What you need to do —
Return the lines where the word "单组进行" occurs.

Recorded data:
:::

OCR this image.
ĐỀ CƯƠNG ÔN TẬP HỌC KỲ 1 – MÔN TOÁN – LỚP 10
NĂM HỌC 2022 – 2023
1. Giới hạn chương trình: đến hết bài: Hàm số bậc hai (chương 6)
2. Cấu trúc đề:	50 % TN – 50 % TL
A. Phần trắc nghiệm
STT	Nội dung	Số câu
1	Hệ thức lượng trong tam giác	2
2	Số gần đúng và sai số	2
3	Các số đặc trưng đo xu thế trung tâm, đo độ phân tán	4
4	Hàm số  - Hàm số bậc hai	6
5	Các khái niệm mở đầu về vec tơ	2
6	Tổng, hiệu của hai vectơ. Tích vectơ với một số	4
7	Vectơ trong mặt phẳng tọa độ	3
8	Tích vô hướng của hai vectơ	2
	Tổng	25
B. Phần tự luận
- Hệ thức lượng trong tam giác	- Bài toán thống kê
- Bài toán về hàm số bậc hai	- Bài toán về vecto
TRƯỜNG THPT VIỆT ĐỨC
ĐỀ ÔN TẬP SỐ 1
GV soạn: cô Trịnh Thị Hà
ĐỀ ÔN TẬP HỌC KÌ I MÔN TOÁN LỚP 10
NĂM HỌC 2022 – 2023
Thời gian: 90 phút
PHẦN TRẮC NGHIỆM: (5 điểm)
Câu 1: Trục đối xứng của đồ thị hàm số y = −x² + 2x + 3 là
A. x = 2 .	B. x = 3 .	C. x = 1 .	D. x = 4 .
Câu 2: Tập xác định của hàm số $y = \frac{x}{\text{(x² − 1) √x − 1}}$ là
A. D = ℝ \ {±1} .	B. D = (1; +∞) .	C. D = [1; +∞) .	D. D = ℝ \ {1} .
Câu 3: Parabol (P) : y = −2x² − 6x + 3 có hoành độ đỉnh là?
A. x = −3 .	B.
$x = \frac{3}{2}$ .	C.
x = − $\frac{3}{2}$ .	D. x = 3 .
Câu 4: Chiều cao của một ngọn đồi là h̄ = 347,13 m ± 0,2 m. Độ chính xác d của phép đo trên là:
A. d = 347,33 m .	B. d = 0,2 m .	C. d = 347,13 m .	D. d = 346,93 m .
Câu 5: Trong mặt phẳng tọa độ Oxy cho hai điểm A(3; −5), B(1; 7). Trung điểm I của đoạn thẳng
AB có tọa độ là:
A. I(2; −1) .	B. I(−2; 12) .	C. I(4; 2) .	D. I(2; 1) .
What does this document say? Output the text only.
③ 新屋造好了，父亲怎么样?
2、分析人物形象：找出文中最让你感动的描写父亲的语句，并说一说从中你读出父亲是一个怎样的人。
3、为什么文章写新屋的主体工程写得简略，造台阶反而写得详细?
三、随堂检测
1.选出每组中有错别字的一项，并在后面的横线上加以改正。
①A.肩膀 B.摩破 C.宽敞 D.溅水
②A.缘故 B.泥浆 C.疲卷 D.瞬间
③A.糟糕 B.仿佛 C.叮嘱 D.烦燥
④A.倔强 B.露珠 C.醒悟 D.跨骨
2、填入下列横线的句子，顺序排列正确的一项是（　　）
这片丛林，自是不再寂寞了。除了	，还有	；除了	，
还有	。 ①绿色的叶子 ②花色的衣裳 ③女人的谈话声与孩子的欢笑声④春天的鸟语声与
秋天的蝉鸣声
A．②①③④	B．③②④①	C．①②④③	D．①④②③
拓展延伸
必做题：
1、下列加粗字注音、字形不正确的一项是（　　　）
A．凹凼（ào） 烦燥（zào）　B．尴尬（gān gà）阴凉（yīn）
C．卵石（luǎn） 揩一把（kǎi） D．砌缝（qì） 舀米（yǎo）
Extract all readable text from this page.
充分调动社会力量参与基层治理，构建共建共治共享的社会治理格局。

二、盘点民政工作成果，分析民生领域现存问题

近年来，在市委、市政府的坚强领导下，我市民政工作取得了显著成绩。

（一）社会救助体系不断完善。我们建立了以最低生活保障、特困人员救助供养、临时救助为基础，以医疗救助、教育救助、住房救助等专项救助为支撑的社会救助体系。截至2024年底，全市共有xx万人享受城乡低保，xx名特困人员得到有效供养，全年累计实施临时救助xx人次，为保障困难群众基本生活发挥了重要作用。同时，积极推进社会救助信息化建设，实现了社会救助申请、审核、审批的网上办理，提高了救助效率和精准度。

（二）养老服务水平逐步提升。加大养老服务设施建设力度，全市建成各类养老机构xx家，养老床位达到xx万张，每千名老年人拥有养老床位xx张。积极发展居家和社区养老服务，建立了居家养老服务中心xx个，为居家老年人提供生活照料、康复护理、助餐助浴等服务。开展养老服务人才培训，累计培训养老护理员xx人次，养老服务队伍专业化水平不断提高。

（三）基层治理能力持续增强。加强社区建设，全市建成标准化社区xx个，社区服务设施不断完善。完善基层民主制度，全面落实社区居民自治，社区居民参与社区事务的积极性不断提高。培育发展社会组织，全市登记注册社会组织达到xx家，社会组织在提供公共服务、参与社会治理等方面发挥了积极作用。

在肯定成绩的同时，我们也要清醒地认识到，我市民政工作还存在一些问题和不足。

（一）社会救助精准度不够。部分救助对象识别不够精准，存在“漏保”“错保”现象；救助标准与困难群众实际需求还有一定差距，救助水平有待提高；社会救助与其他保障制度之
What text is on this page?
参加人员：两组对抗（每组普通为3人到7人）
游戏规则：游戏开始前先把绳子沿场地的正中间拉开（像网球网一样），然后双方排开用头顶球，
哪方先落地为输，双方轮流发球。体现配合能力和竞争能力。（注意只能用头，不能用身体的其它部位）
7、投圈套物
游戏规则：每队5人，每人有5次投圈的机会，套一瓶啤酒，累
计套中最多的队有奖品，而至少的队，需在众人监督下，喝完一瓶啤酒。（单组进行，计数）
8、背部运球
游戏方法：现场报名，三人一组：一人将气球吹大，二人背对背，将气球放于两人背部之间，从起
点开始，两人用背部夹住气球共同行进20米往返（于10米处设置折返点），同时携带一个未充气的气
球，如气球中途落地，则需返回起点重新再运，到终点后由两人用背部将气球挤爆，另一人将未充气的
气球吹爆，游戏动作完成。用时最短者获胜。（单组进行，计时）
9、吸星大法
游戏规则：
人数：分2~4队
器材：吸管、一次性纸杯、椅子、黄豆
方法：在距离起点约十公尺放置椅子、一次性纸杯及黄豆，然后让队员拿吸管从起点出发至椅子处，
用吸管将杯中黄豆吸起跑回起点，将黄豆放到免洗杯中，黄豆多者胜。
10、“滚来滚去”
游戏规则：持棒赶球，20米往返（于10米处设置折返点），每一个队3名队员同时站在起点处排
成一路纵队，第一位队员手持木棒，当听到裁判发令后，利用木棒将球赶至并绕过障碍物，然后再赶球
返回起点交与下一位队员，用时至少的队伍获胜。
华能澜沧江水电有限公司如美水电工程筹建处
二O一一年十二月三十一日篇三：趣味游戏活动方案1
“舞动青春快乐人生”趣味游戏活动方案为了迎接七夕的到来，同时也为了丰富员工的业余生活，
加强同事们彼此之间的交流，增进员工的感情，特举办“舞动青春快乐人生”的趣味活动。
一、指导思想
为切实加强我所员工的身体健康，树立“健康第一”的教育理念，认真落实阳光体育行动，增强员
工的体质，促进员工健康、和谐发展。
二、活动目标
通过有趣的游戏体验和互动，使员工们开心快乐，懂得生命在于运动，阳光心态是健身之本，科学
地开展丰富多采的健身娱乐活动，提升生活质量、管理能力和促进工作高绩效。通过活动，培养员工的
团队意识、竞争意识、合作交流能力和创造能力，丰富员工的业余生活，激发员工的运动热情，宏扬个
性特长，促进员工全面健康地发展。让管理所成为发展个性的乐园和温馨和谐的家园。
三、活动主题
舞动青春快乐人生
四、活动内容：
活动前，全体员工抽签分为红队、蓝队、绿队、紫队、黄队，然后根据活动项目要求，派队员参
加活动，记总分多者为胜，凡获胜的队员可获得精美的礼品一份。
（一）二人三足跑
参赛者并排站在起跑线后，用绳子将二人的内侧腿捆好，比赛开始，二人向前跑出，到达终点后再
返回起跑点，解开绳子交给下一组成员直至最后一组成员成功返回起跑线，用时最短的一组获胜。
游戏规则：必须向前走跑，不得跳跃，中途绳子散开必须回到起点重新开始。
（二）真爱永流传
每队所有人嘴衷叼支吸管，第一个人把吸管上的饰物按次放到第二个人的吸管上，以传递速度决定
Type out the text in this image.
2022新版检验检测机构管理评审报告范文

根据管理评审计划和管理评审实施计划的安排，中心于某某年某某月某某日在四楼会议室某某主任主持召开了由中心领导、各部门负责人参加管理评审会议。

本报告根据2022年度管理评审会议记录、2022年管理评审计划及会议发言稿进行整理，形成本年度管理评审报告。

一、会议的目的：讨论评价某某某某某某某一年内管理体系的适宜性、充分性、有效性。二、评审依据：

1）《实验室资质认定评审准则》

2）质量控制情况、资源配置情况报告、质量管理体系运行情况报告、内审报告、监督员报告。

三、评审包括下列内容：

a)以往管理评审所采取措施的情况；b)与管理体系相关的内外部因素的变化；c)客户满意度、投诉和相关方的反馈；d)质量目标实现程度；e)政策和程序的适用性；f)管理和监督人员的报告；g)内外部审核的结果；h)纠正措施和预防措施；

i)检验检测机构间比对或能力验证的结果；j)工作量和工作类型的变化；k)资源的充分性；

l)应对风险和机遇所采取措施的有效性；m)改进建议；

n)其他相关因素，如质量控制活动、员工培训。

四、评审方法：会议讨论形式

:::

Written answer —
计套中最多的队有奖品，而至少的队，需在众人监督下，喝完一瓶啤酒。（单组进行，计数）
气球吹爆，游戏动作完成。用时最短者获胜。（单组进行，计时）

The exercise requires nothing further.